GOAL: Retype all the records with nothing changed.

#### RECORDS SHOWN ####

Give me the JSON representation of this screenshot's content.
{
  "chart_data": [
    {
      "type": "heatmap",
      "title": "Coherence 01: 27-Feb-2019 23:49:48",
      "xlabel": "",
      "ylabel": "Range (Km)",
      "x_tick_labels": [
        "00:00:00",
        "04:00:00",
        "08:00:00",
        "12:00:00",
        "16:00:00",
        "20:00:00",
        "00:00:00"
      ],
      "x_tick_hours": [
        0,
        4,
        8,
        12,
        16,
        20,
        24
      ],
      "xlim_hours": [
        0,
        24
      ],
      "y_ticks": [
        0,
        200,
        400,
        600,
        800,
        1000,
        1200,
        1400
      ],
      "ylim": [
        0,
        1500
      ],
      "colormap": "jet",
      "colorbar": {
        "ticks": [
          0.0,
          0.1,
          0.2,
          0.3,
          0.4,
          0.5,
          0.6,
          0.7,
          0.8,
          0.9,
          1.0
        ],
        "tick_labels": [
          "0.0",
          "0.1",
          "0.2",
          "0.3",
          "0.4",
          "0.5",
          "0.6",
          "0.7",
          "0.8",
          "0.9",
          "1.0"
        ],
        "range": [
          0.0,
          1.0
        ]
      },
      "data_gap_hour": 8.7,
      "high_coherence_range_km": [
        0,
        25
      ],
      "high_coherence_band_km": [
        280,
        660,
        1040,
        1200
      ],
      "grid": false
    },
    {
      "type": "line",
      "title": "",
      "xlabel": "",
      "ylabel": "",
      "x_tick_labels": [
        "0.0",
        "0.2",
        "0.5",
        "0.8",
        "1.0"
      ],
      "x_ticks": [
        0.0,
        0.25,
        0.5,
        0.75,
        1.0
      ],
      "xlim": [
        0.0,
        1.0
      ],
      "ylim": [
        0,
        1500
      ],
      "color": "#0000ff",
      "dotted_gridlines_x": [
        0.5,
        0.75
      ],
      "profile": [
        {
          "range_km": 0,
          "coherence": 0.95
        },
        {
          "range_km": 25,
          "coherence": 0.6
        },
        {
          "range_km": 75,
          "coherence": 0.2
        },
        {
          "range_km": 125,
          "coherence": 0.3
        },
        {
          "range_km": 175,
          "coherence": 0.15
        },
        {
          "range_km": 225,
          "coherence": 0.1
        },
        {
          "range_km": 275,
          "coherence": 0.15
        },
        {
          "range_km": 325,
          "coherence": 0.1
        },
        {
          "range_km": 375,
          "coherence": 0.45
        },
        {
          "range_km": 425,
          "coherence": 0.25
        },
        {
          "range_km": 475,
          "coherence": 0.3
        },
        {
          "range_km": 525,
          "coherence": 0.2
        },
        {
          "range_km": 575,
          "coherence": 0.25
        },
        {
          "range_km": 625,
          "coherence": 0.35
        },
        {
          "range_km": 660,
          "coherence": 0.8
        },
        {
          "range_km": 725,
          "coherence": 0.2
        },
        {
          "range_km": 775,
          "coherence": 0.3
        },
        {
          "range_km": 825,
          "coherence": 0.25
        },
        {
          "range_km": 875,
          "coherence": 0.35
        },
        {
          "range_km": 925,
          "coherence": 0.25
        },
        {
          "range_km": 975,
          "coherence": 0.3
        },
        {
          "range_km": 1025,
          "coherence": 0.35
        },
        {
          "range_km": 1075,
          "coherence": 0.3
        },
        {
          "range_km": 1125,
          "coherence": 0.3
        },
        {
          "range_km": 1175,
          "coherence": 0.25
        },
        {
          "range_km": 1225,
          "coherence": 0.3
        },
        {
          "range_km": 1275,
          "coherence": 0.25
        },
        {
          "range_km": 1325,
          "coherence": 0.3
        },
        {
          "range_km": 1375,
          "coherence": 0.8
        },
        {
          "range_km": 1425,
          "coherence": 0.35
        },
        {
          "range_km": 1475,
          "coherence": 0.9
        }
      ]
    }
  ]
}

####

ANSWER TO THIS PROBLEM:
Give me the JSON representation of this screenshot's content.
{
  "chart_data": [
    {
      "type": "heatmap",
      "title": "Coherence 01: 27-Feb-2019 23:49:48",
      "xlabel": "",
      "ylabel": "Range (Km)",
      "x_tick_labels": [
        "00:00:00",
        "04:00:00",
        "08:00:00",
        "12:00:00",
        "16:00:00",
        "20:00:00",
        "00:00:00"
      ],
      "x_tick_hours": [
        0,
        4,
        8,
        12,
        16,
        20,
        24
      ],
      "xlim_hours": [
        0,
        24
      ],
      "y_ticks": [
        0,
        200,
        400,
        600,
        800,
        1000,
        1200,
        1400
      ],
      "ylim": [
        0,
        1500
      ],
      "colormap": "jet",
      "colorbar": {
        "ticks": [
          0.0,
          0.1,
          0.2,
          0.3,
          0.4,
          0.5,
          0.6,
          0.7,
          0.8,
          0.9,
          1.0
        ],
        "tick_labels": [
          "0.0",
          "0.1",
          "0.2",
          "0.3",
          "0.4",
          "0.5",
          "0.6",
          "0.7",
          "0.8",
          "0.9",
          "1.0"
        ],
        "range": [
          0.0,
          1.0
        ]
      },
      "data_gap_hour": 8.7,
      "high_coherence_range_km": [
        0,
        25
      ],
      "high_coherence_band_km": [
        280,
        660,
        1040,
        1200
      ],
      "grid": false
    },
    {
      "type": "line",
      "title": "",
      "xlabel": "",
      "ylabel": "",
      "x_tick_labels": [
        "0.0",
        "0.2",
        "0.5",
        "0.8",
        "1.0"
      ],
      "x_ticks": [
        0.0,
        0.25,
        0.5,
        0.75,
        1.0
      ],
      "xlim": [
        0.0,
        1.0
      ],
      "ylim": [
        0,
        1500
      ],
      "color": "#0000ff",
      "dotted_gridlines_x": [
        0.5,
        0.75
      ],
      "profile": [
        {
          "range_km": 0,
          "coherence": 0.95
        },
        {
          "range_km": 25,
          "coherence": 0.6
        },
        {
          "range_km": 75,
          "coherence": 0.2
        },
        {
          "range_km": 125,
          "coherence": 0.3
        },
        {
          "range_km": 175,
          "coherence": 0.15
        },
        {
          "range_km": 225,
          "coherence": 0.1
        },
        {
          "range_km": 275,
          "coherence": 0.15
        },
        {
          "range_km": 325,
          "coherence": 0.1
        },
        {
          "range_km": 375,
          "coherence": 0.45
        },
        {
          "range_km": 425,
          "coherence": 0.25
        },
        {
          "range_km": 475,
          "coherence": 0.3
        },
        {
          "range_km": 525,
          "coherence": 0.2
        },
        {
          "range_km": 575,
          "coherence": 0.25
        },
        {
          "range_km": 625,
          "coherence": 0.35
        },
        {
          "range_km": 660,
          "coherence": 0.8
        },
        {
          "range_km": 725,
          "coherence": 0.2
        },
        {
          "range_km": 775,
          "coherence": 0.3
        },
        {
          "range_km": 825,
          "coherence": 0.25
        },
        {
          "range_km": 875,
          "coherence": 0.35
        },
        {
          "range_km": 925,
          "coherence": 0.25
        },
        {
          "range_km": 975,
          "coherence": 0.3
        },
        {
          "range_km": 1025,
          "coherence": 0.35
        },
        {
          "range_km": 1075,
          "coherence": 0.3
        },
        {
          "range_km": 1125,
          "coherence": 0.3
        },
        {
          "range_km": 1175,
          "coherence": 0.25
        },
        {
          "range_km": 1225,
          "coherence": 0.3
        },
        {
          "range_km": 1275,
          "coherence": 0.25
        },
        {
          "range_km": 1325,
          "coherence": 0.3
        },
        {
          "range_km": 1375,
          "coherence": 0.8
        },
        {
          "range_km": 1425,
          "coherence": 0.35
        },
        {
          "range_km": 1475,
          "coherence": 0.9
        }
      ]
    }
  ]
}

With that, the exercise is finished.